# WHAT THE TASK REQUIRES
All of the entries below should be returned verbatim, apart from the pictures.

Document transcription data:
··········

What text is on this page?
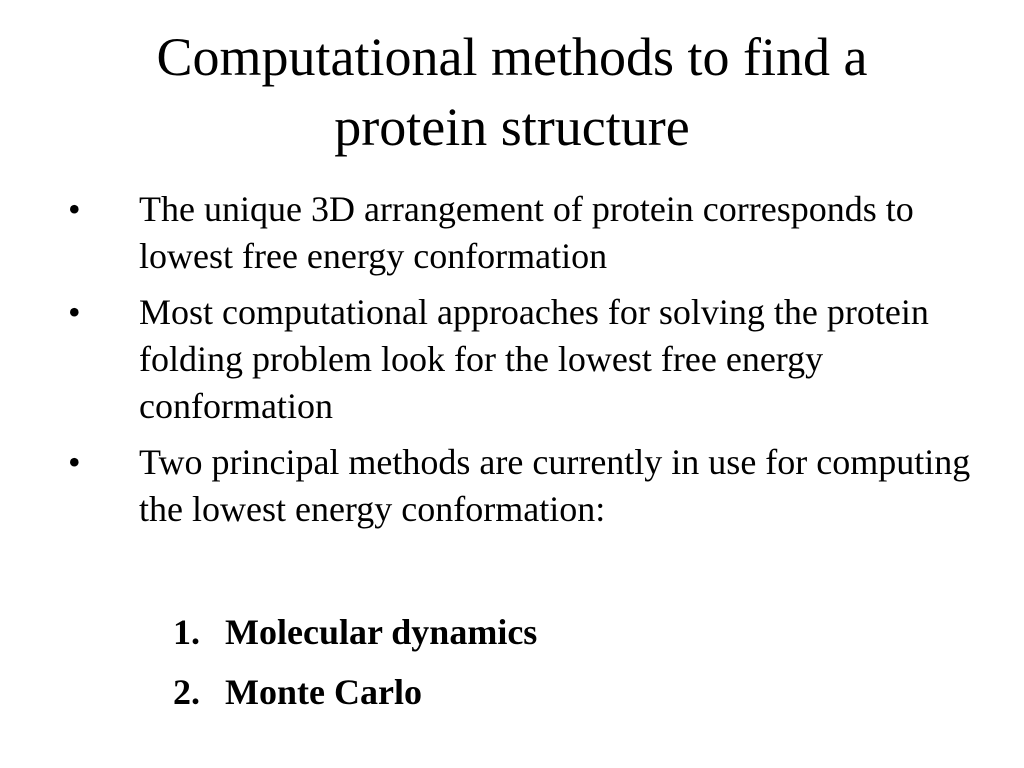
Computational methods to find a
protein structure
• The unique 3D arrangement of protein corresponds to lowest free energy conformation
• Most computational approaches for solving the protein folding problem look for the lowest free energy conformation
• Two principal methods are currently in use for computing the lowest energy conformation:
1. Molecular dynamics
2. Monte Carlo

··········

# TASK RESULT
What text is on this page?
Computational methods to find a
protein structure
• The unique 3D arrangement of protein corresponds to lowest free energy conformation
• Most computational approaches for solving the protein folding problem look for the lowest free energy conformation
• Two principal methods are currently in use for computing the lowest energy conformation:
1. Molecular dynamics
2. Monte Carlo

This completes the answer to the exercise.